### Actions to take
A. Which parts of the human body are mentioned in the text on human sound perception? List every one.
B. Answer these questions from the text on human sound perception:
(i) What does sound consist of?
(ii) What two kinds of information does each frequency contain?
(iii) What range of sounds can the human ear usually hear?
C. Output the part of the text on human sound perception that starts at "Science Fair Project" and ends at "and phase information.)".

### Supplied text
_ _ _ _ _

Science Fair Project Encyclopedia
In many applications of acoustics and audio signal processing it is necessary to know what humans actually hear. Sound, which consists of air pressure waves, can be accurately measured with sophisticated equipment. However, understanding how these waves are received and mapped into thoughts in the brain is not trivial. Sound is a continuous analog signal which (assuming infinitely small air molecules) can theoretically contain an infinite amount of information (there being an infinite number of frequencies, each containing both magnitude and phase information.)
Recognizing features important to perception enables scientists and engineers to concentrate on audible features and ignore less important features of the involved system. It is important to note that the question of what humans hear is not only a physiological question of features of the ear but very much also a psychological issue.
Limits of perception
The human ear can usually hear sounds in the range 20 Hz to 22 kHz. With age, the range decreases, especially at the upper limit. Lower frequencies cannot be heard but loud sounds can be felt on the skin.

_ _ _ _ _

[Extracted records]
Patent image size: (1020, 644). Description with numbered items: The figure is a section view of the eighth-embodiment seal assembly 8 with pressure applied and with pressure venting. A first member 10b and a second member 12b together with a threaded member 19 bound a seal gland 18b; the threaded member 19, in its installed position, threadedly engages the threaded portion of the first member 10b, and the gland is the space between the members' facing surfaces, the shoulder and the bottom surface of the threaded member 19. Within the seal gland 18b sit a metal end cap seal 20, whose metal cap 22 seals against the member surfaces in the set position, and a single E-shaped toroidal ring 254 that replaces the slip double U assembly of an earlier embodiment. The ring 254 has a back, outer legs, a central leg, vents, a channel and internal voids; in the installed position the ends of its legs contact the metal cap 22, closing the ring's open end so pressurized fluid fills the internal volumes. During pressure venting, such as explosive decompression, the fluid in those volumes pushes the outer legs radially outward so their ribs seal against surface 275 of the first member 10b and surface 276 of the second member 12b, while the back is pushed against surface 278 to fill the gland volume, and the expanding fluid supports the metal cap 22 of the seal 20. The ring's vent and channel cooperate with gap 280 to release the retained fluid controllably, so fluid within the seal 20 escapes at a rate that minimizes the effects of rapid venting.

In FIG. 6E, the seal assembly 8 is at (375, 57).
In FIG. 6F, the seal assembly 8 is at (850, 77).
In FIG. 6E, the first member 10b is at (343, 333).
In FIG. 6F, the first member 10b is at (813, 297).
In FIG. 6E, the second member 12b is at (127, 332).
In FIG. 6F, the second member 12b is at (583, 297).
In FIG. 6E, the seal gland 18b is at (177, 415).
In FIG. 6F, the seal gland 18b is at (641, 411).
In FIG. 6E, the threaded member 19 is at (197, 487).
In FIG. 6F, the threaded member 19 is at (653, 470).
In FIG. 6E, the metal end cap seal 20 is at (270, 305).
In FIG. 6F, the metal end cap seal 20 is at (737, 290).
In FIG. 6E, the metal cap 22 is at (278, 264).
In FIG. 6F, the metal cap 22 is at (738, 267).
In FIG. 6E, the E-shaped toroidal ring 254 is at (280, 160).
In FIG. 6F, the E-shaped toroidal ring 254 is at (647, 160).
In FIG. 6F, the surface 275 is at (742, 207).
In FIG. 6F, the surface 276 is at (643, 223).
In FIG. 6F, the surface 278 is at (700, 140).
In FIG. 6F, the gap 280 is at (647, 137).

_ _ _ _ _

### Responses per task
A. ear, brain, skin

B.
(i) Air pressure waves.
(ii) Magnitude and phase information.
(iii) 20 Hz to 22 kHz.

C.
Science Fair Project Encyclopedia
In many applications of acoustics and audio signal processing it is necessary to know what humans actually hear. Sound, which consists of air pressure waves, can be accurately measured with sophisticated equipment. However, understanding how these waves are received and mapped into thoughts in the brain is not trivial. Sound is a continuous analog signal which (assuming infinitely small air molecules) can theoretically contain an infinite amount of information (there being an infinite number of frequencies, each containing both magnitude and phase information.)